(Extracts from a graphics dataset)

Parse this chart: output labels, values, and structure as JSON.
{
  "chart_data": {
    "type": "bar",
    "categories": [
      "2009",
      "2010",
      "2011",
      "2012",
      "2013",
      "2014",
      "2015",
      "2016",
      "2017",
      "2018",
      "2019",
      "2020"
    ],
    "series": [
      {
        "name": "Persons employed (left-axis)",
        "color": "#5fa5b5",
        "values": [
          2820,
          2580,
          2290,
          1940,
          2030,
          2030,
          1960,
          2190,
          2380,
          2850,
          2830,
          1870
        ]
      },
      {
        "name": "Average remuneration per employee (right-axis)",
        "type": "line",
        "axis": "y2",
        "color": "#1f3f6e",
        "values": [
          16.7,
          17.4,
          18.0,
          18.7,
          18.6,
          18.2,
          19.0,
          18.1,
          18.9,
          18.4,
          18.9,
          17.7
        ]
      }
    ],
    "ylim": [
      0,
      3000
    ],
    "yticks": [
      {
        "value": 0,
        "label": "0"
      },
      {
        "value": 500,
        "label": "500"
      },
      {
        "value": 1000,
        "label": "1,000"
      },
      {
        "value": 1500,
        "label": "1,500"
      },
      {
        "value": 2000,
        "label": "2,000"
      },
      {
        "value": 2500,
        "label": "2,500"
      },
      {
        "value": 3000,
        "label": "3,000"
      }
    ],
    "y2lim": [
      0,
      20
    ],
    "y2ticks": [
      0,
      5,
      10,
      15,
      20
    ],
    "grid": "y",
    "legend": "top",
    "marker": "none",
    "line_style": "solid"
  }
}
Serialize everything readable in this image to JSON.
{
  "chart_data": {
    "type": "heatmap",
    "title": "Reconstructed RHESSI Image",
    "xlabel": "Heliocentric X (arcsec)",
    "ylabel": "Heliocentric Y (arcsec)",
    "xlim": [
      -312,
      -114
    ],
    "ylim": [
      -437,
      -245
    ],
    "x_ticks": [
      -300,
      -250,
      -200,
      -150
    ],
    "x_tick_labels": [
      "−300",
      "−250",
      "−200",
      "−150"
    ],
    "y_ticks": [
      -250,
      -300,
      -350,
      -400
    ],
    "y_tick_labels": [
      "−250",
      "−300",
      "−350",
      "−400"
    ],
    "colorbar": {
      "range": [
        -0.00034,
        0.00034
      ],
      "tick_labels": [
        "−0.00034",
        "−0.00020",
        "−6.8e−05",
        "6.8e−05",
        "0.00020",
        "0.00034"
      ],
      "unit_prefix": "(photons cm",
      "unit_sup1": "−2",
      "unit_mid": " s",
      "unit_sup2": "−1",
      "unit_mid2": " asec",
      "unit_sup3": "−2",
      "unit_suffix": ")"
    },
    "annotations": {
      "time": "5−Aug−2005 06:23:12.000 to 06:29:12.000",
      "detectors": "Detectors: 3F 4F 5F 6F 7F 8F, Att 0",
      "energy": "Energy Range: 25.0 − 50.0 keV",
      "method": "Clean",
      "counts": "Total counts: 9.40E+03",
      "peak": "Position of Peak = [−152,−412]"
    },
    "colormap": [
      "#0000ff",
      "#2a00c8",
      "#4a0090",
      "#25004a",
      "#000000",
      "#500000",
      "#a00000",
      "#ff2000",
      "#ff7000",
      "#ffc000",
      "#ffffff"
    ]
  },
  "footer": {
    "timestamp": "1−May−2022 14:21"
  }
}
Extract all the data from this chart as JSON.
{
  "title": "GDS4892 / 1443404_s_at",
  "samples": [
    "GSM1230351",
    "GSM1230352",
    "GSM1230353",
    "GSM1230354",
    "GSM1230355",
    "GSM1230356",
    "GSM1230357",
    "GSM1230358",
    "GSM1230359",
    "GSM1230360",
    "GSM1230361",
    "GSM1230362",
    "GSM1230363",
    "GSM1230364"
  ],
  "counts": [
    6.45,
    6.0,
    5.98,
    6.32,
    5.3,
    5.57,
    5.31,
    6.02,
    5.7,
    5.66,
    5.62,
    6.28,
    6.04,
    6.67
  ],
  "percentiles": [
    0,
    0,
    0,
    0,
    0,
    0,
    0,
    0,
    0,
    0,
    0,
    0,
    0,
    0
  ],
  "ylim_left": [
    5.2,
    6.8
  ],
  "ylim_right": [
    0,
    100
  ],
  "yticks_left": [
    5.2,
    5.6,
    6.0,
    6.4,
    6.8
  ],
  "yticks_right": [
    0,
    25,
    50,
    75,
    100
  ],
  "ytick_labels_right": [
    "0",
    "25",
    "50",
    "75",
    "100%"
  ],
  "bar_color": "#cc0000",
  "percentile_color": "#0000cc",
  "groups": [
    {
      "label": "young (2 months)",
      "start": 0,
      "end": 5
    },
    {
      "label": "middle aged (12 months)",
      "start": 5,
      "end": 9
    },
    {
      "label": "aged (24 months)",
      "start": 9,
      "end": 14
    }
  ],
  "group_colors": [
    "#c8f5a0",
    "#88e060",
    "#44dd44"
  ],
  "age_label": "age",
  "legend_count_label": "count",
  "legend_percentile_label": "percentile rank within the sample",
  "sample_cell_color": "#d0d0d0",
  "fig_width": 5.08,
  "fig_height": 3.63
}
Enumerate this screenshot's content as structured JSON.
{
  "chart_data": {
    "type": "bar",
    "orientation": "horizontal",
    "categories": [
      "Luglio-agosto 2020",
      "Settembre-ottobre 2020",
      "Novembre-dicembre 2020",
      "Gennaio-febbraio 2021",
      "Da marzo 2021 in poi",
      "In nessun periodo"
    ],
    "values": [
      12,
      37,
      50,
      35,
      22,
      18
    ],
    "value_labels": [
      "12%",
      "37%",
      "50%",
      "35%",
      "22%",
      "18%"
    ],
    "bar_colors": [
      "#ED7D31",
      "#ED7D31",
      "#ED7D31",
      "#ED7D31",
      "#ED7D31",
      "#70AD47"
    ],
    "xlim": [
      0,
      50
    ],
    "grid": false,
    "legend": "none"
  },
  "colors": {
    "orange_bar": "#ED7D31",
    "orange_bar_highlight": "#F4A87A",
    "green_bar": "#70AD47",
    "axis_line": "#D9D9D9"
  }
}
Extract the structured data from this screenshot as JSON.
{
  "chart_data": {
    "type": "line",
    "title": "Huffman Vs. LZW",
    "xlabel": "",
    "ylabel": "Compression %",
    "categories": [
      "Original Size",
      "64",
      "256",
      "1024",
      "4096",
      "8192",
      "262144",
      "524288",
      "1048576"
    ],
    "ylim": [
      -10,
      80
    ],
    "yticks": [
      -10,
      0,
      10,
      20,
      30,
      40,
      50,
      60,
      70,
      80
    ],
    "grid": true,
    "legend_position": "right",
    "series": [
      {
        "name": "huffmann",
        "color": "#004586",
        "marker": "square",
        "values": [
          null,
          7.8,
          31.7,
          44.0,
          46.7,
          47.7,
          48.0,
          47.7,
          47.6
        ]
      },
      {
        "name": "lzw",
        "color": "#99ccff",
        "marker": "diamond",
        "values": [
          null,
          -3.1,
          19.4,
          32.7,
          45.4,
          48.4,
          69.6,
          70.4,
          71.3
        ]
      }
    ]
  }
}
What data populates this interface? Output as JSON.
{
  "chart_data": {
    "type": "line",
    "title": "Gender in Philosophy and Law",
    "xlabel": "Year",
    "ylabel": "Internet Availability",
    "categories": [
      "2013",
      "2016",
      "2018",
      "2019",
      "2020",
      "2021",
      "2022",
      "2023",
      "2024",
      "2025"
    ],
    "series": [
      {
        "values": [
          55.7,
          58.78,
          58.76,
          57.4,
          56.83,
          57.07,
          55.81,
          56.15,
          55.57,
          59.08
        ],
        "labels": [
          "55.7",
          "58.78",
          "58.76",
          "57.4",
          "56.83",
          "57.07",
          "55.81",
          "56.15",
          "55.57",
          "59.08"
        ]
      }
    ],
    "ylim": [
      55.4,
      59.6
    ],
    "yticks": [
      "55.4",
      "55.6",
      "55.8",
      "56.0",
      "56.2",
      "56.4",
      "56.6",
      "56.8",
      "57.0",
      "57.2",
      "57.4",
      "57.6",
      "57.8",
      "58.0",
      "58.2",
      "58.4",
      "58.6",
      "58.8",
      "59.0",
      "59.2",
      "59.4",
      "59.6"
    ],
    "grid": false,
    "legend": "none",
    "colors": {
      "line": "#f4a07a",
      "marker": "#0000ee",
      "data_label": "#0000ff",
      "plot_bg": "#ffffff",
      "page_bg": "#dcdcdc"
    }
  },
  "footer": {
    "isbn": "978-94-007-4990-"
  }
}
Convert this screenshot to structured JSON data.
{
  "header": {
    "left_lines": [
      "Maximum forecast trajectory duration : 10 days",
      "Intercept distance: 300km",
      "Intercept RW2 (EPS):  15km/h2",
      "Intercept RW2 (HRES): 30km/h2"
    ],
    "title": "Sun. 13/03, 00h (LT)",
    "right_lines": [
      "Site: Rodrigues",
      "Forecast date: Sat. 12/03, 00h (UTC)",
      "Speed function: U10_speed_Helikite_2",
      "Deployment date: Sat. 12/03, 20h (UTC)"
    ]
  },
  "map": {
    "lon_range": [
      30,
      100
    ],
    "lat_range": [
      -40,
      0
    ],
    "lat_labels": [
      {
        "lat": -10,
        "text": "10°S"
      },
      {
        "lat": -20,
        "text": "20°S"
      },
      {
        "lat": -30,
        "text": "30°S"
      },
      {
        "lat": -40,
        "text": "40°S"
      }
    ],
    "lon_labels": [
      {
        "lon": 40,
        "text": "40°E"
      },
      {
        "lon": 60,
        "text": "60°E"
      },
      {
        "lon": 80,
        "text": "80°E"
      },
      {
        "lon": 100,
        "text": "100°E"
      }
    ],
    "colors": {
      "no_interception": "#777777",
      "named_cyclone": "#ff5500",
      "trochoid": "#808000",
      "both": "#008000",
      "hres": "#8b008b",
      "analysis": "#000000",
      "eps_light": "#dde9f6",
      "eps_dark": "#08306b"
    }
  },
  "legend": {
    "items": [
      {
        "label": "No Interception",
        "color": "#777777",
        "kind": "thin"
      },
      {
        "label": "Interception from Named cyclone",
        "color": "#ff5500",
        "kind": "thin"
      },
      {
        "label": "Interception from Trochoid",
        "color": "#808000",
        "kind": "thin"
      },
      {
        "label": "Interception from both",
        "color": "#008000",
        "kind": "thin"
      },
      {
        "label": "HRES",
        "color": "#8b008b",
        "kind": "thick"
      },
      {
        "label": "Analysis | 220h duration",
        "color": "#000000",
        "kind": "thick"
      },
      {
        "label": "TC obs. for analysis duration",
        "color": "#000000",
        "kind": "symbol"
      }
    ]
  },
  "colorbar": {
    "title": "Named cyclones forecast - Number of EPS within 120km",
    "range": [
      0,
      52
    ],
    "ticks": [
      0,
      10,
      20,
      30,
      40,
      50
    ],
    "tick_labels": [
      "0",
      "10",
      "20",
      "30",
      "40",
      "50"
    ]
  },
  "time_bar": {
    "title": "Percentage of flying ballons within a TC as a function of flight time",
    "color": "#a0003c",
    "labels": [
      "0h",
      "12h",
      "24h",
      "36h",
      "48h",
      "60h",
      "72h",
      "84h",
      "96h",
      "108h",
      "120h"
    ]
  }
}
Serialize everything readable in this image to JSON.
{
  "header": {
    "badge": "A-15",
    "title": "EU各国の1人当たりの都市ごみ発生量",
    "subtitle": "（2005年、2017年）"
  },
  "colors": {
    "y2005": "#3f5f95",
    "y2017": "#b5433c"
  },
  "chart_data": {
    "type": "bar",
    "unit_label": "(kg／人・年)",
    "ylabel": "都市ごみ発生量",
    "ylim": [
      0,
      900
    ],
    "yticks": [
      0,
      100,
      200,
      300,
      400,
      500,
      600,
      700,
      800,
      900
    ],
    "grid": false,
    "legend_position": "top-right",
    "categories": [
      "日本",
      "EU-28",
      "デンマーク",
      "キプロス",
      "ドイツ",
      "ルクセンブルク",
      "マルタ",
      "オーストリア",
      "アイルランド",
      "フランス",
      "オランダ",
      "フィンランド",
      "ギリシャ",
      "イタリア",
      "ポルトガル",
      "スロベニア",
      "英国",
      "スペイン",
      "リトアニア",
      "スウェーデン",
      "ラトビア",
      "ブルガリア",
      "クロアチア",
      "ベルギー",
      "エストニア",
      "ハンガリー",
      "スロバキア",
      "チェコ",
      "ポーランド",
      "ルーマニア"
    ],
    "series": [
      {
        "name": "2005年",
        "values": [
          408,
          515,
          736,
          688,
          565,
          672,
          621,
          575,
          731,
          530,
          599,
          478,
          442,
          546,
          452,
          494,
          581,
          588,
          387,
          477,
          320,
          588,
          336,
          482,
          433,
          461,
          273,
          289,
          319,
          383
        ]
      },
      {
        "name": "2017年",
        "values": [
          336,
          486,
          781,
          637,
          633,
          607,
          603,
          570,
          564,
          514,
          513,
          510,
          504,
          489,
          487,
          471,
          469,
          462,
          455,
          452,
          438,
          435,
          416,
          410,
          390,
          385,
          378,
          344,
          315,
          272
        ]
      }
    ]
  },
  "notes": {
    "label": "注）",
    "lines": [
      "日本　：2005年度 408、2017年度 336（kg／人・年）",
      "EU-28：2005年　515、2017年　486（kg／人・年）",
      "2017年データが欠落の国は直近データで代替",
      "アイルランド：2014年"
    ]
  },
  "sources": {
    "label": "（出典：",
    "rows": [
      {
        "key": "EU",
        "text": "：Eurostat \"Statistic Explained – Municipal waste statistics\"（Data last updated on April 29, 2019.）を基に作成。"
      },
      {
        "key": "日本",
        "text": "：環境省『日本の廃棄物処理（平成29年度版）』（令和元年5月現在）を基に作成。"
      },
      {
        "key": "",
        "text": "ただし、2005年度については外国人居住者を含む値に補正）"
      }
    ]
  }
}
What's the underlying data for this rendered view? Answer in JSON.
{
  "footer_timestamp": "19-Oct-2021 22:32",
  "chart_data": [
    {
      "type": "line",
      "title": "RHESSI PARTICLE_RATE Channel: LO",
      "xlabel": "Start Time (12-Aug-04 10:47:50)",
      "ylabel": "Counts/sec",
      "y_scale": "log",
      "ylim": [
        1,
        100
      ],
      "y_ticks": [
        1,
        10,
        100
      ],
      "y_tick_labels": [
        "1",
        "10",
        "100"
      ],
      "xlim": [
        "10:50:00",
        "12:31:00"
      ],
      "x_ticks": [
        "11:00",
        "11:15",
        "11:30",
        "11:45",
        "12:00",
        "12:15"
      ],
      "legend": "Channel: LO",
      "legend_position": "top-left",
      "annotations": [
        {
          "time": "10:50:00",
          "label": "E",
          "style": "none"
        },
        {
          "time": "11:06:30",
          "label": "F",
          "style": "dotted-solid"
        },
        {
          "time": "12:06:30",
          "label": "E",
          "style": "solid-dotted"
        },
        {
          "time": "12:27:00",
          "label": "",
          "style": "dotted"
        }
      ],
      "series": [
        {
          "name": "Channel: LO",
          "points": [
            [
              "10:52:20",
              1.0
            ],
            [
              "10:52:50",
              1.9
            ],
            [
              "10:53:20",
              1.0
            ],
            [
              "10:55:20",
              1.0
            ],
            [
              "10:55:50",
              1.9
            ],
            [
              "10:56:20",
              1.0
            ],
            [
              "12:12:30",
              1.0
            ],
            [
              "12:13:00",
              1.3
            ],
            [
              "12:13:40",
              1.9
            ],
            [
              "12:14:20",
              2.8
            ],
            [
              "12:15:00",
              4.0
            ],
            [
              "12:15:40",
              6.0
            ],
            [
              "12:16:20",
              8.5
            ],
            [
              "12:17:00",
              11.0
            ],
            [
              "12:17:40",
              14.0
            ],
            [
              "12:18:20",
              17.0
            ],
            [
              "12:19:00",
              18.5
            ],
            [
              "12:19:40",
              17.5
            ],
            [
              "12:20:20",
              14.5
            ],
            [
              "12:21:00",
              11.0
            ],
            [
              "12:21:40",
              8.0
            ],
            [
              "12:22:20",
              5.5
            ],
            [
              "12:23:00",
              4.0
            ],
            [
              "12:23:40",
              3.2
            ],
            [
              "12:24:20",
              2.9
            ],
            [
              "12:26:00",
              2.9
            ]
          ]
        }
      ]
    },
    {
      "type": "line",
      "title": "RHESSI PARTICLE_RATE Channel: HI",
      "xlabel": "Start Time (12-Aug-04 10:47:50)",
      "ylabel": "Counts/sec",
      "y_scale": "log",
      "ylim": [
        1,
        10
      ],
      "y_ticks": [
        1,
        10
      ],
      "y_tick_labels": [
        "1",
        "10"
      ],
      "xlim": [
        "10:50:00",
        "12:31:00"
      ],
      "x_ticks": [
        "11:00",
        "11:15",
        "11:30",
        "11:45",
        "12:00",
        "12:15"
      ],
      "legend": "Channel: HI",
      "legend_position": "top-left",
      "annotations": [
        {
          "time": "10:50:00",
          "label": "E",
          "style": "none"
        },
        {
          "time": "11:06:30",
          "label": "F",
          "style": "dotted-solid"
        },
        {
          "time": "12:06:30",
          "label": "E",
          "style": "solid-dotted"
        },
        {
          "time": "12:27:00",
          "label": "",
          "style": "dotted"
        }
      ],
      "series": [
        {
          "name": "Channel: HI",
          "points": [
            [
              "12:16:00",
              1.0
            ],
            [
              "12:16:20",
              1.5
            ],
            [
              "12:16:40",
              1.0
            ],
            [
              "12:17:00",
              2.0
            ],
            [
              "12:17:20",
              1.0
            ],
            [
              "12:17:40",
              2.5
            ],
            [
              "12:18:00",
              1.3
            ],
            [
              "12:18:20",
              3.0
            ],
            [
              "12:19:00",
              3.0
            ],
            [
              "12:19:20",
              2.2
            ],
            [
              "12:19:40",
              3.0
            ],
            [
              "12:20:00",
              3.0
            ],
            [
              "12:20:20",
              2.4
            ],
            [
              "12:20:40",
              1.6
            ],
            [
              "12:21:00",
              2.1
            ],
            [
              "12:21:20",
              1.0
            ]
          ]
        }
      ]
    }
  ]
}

What to do> Identify the lines above with the word "none". Copy them.

Finished exercise>
    "marker": "none",
    "legend": "none"
    "legend": "none",
          "style": "none"
          "style": "none"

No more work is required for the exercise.